**GIVEN EXERCISE:** Give the number of lines below that contain "Support", with no other output.

--- DATASET ---

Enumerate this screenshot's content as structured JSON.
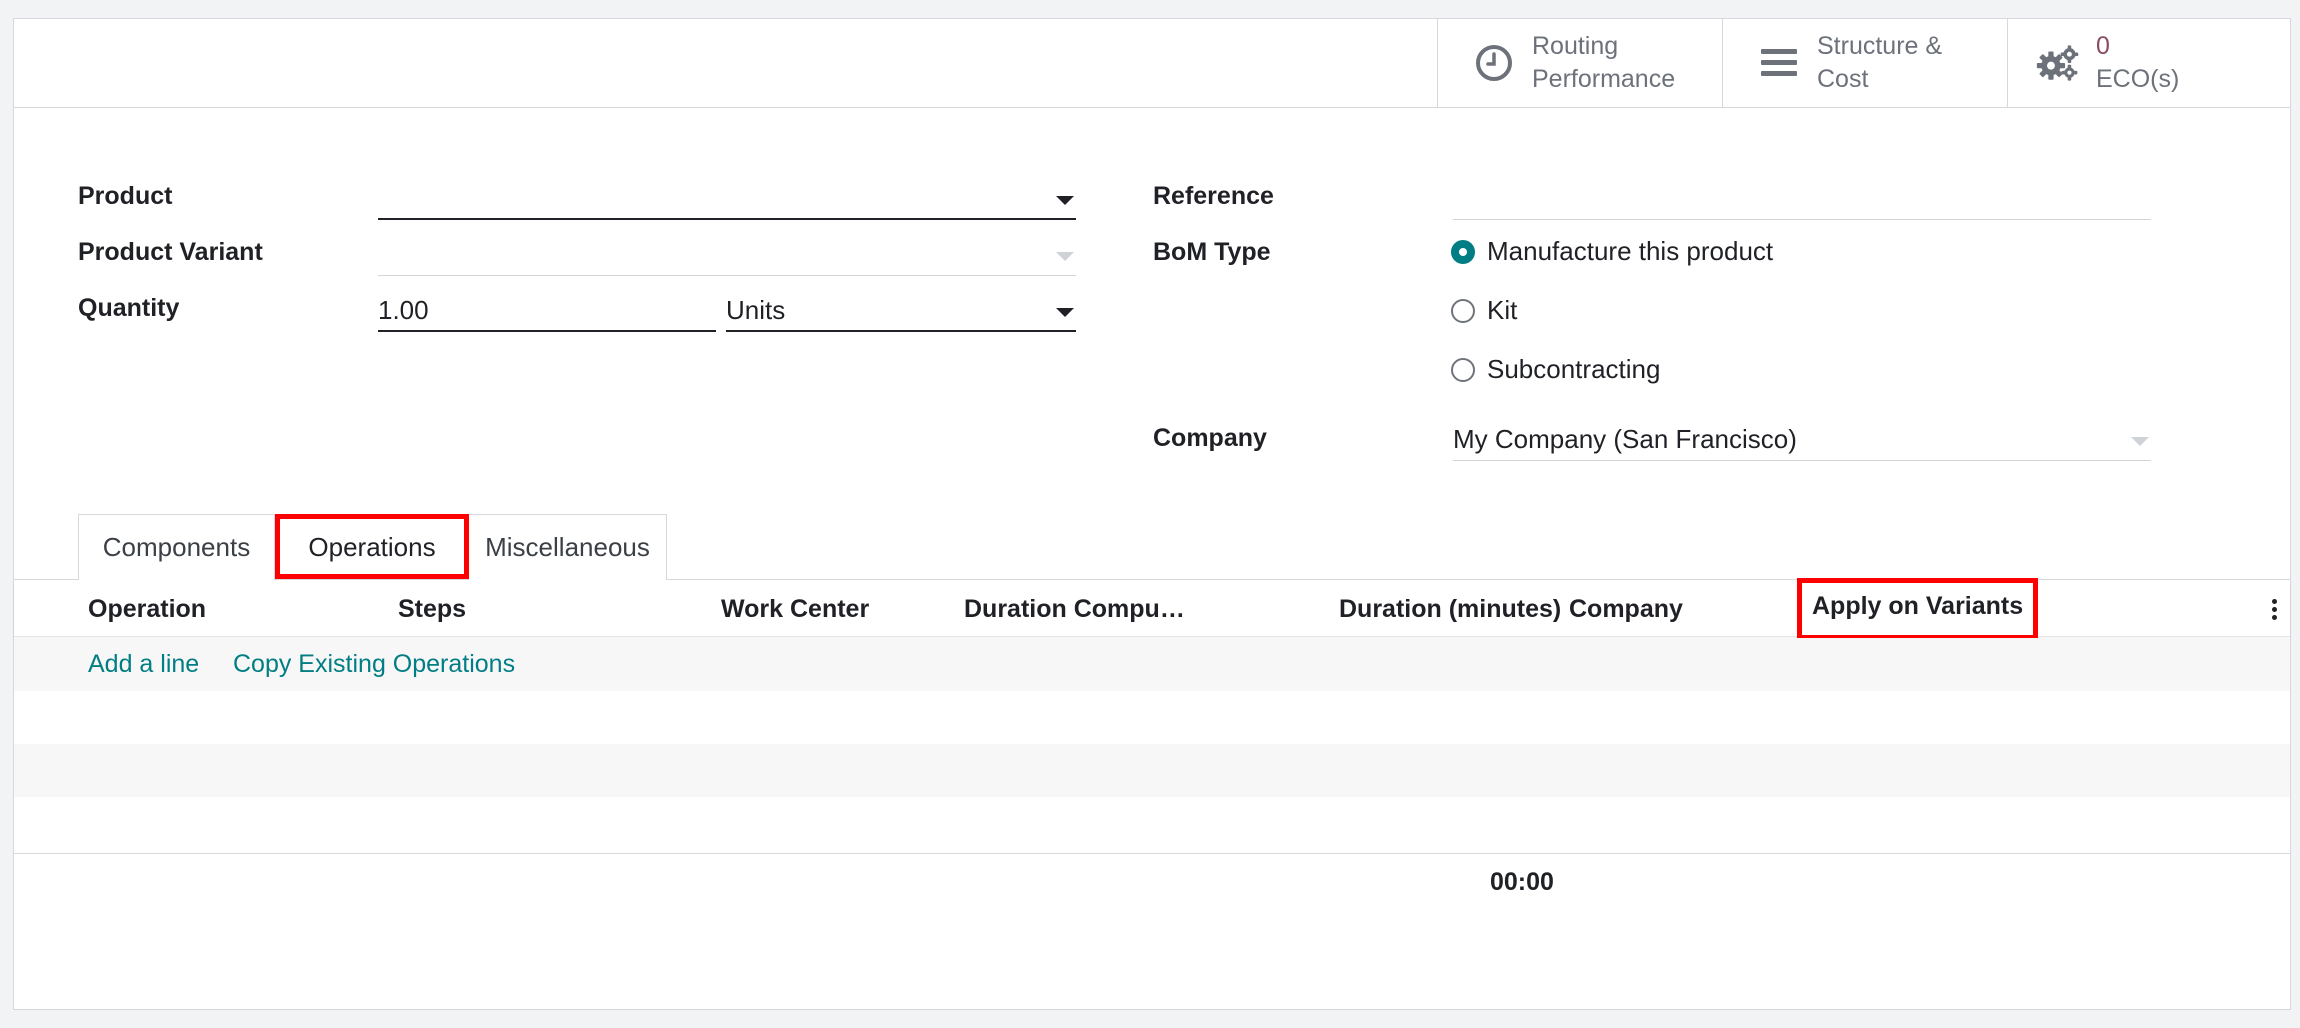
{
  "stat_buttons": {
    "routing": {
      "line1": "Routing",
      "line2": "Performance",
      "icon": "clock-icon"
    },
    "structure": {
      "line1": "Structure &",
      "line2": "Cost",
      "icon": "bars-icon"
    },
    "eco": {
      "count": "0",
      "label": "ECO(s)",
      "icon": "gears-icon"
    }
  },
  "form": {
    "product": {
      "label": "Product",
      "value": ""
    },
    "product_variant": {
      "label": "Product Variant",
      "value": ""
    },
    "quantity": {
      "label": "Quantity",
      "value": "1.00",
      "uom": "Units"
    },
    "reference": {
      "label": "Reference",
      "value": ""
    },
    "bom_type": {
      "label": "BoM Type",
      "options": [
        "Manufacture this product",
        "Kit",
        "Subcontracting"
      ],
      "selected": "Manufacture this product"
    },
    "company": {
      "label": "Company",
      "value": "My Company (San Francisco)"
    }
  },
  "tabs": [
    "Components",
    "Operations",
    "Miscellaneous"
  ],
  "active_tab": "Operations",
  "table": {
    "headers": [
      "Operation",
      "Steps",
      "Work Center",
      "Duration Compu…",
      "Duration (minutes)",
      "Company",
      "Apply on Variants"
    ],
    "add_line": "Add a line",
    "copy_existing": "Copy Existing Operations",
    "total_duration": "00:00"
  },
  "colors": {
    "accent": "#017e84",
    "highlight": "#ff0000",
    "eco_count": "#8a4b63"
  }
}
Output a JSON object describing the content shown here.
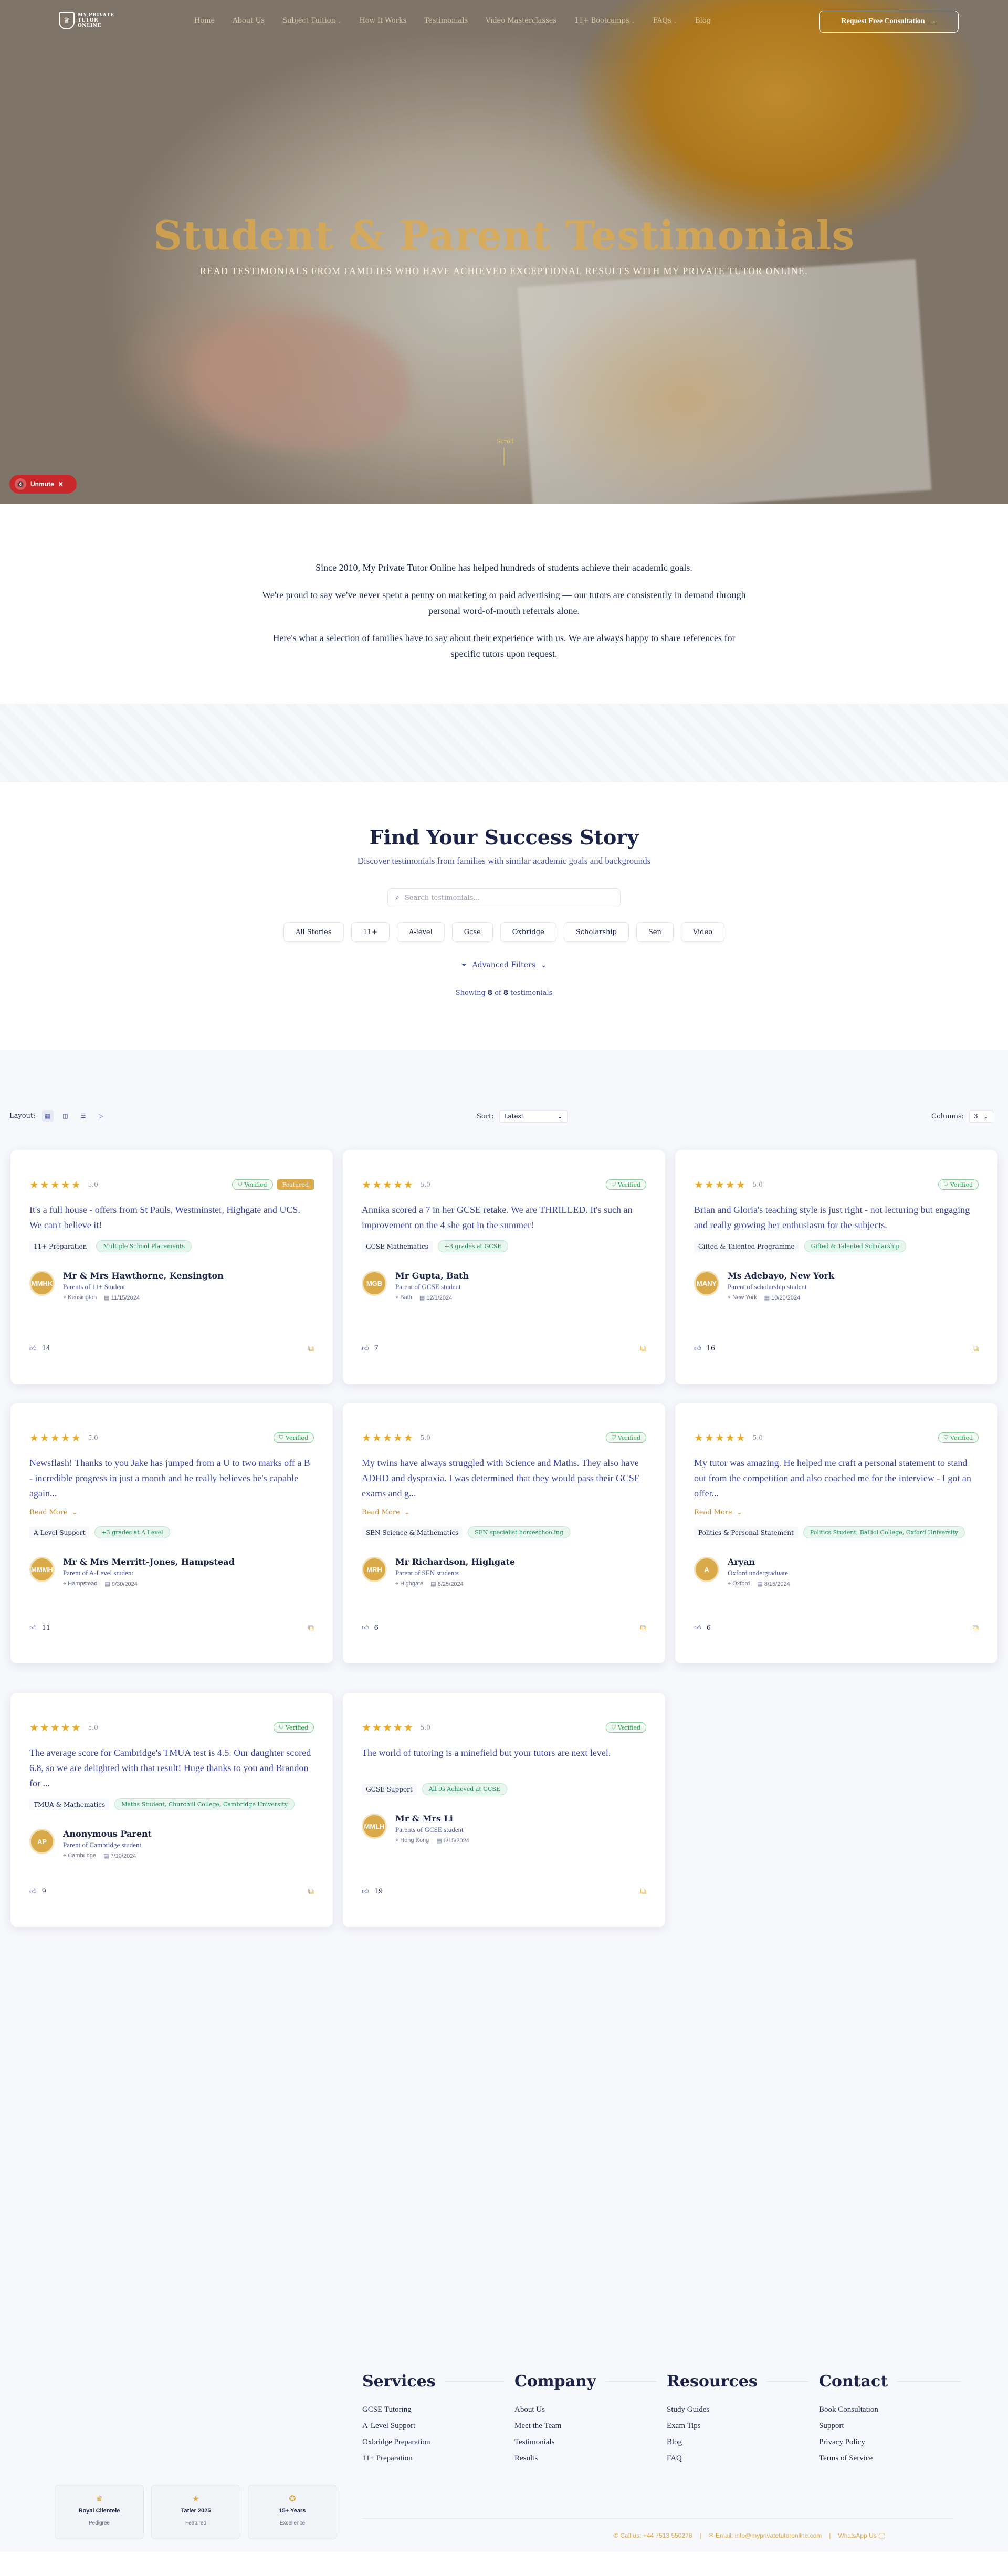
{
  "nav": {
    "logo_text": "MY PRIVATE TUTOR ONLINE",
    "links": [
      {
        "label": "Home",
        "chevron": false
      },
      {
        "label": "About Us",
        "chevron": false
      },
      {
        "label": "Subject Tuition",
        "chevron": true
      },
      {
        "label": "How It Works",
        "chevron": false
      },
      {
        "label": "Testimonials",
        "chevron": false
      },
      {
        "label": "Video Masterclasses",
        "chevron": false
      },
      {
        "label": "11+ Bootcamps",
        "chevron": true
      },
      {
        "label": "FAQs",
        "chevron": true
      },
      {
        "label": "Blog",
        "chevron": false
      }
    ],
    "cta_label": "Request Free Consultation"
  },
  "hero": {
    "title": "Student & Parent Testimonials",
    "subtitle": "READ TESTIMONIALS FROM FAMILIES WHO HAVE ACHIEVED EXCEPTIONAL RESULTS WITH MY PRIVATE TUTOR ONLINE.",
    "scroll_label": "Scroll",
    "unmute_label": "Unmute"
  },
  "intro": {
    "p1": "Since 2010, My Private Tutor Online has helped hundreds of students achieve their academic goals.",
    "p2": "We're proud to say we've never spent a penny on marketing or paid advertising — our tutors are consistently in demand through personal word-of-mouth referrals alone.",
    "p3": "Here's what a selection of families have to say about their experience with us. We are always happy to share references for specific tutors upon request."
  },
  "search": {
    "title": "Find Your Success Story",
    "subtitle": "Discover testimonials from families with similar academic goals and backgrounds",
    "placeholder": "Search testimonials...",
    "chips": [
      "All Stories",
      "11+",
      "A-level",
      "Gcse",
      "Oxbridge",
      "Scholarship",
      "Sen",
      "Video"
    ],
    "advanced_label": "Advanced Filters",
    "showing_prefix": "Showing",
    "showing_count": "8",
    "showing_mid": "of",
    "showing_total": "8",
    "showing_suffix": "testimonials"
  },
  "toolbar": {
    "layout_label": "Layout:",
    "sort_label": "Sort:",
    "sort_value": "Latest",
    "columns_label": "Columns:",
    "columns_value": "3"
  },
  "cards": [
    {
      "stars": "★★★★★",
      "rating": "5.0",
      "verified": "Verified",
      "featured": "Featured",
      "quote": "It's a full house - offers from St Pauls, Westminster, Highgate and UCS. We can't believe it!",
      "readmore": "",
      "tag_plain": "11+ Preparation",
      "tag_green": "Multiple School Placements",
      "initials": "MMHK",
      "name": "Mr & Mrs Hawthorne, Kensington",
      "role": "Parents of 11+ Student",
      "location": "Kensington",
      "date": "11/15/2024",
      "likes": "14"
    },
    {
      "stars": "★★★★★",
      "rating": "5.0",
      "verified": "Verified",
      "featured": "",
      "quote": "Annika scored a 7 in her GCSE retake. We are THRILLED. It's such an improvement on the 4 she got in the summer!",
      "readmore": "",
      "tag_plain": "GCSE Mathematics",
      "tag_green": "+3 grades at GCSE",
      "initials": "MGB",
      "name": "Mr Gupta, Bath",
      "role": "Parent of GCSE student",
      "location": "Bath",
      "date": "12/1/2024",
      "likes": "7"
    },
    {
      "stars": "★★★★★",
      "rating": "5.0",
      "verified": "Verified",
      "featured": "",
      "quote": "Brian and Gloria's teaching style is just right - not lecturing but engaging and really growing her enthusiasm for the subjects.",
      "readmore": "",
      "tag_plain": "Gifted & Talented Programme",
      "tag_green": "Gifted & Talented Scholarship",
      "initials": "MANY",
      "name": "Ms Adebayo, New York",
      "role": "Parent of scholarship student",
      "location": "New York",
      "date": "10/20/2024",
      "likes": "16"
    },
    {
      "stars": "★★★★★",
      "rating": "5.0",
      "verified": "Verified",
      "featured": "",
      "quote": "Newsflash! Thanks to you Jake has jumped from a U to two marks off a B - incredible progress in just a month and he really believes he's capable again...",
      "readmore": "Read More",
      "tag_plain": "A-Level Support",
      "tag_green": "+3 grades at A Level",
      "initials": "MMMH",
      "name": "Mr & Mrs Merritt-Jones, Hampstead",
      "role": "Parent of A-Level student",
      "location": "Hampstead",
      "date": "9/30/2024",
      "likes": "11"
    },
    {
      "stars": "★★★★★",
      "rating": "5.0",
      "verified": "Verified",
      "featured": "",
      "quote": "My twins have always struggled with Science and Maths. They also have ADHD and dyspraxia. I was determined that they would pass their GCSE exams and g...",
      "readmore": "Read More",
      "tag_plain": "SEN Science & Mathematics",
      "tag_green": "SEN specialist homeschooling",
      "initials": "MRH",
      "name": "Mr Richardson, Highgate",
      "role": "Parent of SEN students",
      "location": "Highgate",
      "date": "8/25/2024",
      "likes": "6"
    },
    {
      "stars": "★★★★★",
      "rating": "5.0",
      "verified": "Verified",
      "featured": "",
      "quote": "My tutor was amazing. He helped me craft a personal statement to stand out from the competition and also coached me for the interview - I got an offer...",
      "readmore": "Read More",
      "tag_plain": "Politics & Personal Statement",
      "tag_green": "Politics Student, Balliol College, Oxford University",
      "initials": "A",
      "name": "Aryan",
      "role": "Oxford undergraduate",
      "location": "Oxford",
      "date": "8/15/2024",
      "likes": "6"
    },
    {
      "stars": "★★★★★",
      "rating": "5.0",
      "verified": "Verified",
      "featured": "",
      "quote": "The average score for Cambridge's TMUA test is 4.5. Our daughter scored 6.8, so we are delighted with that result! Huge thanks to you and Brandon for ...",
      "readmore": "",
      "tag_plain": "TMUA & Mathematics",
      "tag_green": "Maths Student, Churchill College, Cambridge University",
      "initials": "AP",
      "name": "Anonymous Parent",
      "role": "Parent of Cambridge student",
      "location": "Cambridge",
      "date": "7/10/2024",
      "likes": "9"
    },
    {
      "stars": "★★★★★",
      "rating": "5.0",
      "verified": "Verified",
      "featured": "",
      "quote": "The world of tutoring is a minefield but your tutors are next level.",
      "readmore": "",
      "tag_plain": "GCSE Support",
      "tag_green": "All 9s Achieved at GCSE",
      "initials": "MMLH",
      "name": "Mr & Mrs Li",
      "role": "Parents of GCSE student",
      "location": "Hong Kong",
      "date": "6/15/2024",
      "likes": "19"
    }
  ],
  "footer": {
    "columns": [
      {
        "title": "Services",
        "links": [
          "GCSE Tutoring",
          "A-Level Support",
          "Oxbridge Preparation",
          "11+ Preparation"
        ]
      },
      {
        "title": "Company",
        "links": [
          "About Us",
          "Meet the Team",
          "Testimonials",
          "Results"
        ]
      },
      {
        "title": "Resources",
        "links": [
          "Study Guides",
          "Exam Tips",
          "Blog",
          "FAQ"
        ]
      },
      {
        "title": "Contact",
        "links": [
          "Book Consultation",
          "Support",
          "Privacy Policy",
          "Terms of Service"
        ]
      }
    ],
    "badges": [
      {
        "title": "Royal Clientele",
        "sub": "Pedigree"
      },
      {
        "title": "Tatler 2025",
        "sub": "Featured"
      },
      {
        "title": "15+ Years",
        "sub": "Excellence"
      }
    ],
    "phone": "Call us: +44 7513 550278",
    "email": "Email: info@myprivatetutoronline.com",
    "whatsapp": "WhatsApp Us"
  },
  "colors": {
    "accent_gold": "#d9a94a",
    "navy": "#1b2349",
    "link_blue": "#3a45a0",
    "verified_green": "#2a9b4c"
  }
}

---
--- DATASET ---

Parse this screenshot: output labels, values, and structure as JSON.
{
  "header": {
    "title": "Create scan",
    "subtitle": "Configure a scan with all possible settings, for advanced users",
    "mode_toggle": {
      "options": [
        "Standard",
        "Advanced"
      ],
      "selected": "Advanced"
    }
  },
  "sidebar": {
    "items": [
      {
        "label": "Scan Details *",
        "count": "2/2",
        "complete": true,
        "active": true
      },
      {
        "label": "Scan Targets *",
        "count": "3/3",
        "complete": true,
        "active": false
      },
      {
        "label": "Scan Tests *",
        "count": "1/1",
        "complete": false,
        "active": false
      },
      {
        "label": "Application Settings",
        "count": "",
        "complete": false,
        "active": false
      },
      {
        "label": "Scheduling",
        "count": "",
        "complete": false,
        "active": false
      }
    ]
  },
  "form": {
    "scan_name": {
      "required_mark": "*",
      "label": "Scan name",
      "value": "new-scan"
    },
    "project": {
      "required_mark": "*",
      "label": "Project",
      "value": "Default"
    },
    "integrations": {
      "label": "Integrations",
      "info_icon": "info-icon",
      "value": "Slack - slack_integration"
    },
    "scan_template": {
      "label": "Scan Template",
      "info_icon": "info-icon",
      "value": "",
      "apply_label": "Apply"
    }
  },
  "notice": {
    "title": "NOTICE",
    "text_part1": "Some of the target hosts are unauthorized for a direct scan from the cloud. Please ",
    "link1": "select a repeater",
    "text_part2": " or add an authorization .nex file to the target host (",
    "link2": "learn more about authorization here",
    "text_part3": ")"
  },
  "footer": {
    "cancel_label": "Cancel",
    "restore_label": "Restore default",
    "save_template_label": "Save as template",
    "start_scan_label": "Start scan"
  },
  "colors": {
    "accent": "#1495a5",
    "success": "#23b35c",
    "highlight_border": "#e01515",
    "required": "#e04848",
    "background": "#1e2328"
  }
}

---
--- DATASET ---

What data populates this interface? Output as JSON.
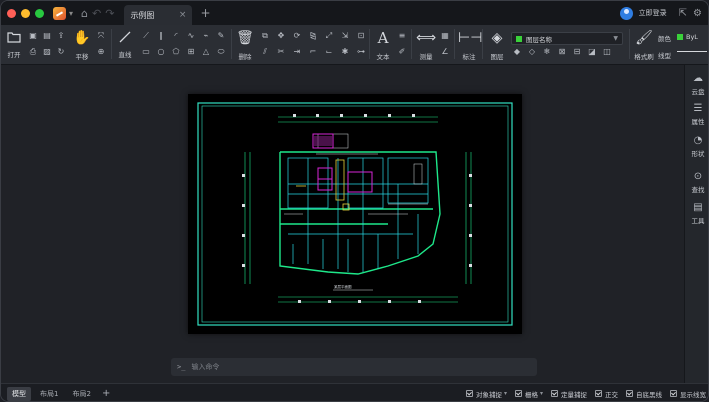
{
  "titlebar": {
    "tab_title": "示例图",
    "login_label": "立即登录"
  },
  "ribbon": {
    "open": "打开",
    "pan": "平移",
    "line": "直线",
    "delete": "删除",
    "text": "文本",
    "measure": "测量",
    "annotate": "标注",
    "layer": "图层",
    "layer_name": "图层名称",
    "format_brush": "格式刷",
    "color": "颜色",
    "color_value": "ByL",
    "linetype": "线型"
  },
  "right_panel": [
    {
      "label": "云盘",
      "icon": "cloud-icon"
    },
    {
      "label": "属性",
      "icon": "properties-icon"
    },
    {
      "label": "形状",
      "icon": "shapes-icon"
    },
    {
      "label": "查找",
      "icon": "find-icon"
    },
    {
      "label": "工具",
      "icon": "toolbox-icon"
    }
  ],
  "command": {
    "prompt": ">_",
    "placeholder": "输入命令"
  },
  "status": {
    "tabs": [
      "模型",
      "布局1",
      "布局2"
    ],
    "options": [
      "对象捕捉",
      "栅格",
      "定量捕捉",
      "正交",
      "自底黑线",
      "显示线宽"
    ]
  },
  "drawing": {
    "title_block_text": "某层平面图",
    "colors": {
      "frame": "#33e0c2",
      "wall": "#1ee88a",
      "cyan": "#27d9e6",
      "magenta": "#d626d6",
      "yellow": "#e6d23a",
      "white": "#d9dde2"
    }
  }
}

---

**WRITTEN RESPONSE:** 4